→ Record excerpts
-- start --

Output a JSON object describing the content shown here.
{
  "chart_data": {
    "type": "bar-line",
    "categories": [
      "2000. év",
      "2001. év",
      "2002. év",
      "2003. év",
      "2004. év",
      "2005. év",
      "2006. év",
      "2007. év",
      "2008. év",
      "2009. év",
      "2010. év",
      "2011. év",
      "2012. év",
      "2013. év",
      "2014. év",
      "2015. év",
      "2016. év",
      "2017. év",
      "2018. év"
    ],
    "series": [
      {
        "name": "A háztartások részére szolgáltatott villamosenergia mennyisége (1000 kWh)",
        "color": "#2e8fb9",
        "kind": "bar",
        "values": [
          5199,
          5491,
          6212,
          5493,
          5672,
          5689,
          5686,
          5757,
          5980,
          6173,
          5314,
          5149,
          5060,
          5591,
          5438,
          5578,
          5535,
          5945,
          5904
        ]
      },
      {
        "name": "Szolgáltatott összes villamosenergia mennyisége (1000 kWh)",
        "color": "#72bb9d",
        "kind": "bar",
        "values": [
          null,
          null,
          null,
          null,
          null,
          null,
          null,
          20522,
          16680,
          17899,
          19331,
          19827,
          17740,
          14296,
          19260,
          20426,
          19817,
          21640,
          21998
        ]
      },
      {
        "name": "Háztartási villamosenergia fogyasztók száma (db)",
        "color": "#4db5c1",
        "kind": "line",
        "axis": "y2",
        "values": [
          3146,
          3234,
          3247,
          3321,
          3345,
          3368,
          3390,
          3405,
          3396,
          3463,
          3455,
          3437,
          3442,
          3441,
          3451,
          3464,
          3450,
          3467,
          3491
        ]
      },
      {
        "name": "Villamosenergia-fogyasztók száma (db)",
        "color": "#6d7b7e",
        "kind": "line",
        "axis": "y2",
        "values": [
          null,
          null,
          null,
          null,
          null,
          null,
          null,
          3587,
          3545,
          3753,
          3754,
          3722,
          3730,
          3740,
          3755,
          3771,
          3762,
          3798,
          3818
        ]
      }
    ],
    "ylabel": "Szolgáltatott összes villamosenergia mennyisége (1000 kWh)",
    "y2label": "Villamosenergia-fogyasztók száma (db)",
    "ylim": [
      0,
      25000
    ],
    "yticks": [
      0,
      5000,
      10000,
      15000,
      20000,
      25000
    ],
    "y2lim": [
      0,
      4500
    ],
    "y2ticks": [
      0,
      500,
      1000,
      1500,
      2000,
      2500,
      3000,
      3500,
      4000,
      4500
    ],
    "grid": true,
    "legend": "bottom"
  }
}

-- end --

→ Stated goal
Copy out the full material exactly as it appears.

→ Reply
Output a JSON object describing the content shown here.
{
  "chart_data": {
    "type": "bar-line",
    "categories": [
      "2000. év",
      "2001. év",
      "2002. év",
      "2003. év",
      "2004. év",
      "2005. év",
      "2006. év",
      "2007. év",
      "2008. év",
      "2009. év",
      "2010. év",
      "2011. év",
      "2012. év",
      "2013. év",
      "2014. év",
      "2015. év",
      "2016. év",
      "2017. év",
      "2018. év"
    ],
    "series": [
      {
        "name": "A háztartások részére szolgáltatott villamosenergia mennyisége (1000 kWh)",
        "color": "#2e8fb9",
        "kind": "bar",
        "values": [
          5199,
          5491,
          6212,
          5493,
          5672,
          5689,
          5686,
          5757,
          5980,
          6173,
          5314,
          5149,
          5060,
          5591,
          5438,
          5578,
          5535,
          5945,
          5904
        ]
      },
      {
        "name": "Szolgáltatott összes villamosenergia mennyisége (1000 kWh)",
        "color": "#72bb9d",
        "kind": "bar",
        "values": [
          null,
          null,
          null,
          null,
          null,
          null,
          null,
          20522,
          16680,
          17899,
          19331,
          19827,
          17740,
          14296,
          19260,
          20426,
          19817,
          21640,
          21998
        ]
      },
      {
        "name": "Háztartási villamosenergia fogyasztók száma (db)",
        "color": "#4db5c1",
        "kind": "line",
        "axis": "y2",
        "values": [
          3146,
          3234,
          3247,
          3321,
          3345,
          3368,
          3390,
          3405,
          3396,
          3463,
          3455,
          3437,
          3442,
          3441,
          3451,
          3464,
          3450,
          3467,
          3491
        ]
      },
      {
        "name": "Villamosenergia-fogyasztók száma (db)",
        "color": "#6d7b7e",
        "kind": "line",
        "axis": "y2",
        "values": [
          null,
          null,
          null,
          null,
          null,
          null,
          null,
          3587,
          3545,
          3753,
          3754,
          3722,
          3730,
          3740,
          3755,
          3771,
          3762,
          3798,
          3818
        ]
      }
    ],
    "ylabel": "Szolgáltatott összes villamosenergia mennyisége (1000 kWh)",
    "y2label": "Villamosenergia-fogyasztók száma (db)",
    "ylim": [
      0,
      25000
    ],
    "yticks": [
      0,
      5000,
      10000,
      15000,
      20000,
      25000
    ],
    "y2lim": [
      0,
      4500
    ],
    "y2ticks": [
      0,
      500,
      1000,
      1500,
      2000,
      2500,
      3000,
      3500,
      4000,
      4500
    ],
    "grid": true,
    "legend": "bottom"
  }
}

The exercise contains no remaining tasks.